----- Records to process -----

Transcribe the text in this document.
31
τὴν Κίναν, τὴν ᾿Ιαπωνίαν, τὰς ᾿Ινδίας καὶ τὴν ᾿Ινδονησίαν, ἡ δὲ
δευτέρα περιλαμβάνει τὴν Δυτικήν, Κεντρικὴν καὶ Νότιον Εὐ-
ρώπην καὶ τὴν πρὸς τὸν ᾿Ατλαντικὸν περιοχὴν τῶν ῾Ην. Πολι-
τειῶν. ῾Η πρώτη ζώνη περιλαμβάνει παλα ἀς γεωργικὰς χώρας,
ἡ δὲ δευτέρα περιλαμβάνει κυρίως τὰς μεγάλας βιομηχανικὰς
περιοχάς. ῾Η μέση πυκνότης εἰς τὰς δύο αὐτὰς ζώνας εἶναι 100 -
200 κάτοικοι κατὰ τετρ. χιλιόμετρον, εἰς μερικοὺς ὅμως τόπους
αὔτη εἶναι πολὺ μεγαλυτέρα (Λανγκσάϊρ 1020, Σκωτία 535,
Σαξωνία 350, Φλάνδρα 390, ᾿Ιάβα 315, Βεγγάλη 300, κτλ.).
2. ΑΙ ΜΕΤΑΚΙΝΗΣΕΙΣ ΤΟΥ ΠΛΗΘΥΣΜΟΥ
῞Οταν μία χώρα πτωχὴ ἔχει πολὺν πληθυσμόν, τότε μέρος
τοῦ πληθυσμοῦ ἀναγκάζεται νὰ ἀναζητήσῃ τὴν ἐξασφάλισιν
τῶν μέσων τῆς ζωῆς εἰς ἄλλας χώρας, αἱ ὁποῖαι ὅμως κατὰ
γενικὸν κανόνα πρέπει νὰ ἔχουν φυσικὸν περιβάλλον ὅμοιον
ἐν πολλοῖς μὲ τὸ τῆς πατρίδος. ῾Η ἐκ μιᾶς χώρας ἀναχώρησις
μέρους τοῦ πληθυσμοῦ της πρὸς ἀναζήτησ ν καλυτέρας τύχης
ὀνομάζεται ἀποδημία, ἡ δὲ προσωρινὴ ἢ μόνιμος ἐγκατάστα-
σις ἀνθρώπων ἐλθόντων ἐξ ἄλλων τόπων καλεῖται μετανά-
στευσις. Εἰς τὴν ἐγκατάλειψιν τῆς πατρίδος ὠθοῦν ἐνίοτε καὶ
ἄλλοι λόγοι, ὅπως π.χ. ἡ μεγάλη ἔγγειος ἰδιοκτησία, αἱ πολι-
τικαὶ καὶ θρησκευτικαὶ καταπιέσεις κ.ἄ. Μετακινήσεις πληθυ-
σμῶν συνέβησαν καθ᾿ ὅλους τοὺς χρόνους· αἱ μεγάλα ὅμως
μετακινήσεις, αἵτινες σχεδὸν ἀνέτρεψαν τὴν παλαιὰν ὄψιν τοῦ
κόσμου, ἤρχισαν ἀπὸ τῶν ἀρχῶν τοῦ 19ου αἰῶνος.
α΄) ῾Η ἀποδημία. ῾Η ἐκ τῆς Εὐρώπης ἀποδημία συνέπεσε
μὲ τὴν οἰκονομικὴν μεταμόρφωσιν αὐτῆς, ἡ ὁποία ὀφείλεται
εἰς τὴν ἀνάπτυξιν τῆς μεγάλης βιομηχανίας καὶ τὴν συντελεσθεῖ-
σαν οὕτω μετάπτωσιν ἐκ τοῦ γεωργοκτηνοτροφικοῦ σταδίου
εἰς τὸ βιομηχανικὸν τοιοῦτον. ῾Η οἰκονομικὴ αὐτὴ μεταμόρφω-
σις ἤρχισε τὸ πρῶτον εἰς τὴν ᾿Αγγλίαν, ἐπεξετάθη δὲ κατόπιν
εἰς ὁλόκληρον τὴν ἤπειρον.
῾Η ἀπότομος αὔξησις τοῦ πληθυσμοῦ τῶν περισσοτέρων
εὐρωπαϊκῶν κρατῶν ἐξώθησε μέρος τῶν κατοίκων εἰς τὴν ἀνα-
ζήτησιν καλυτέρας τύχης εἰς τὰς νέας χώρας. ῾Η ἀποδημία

-----

_Exercise requirements_
Report the count of lines in the entries that contain the string "χώρας", and nothing besides it.

_Correct answer_
4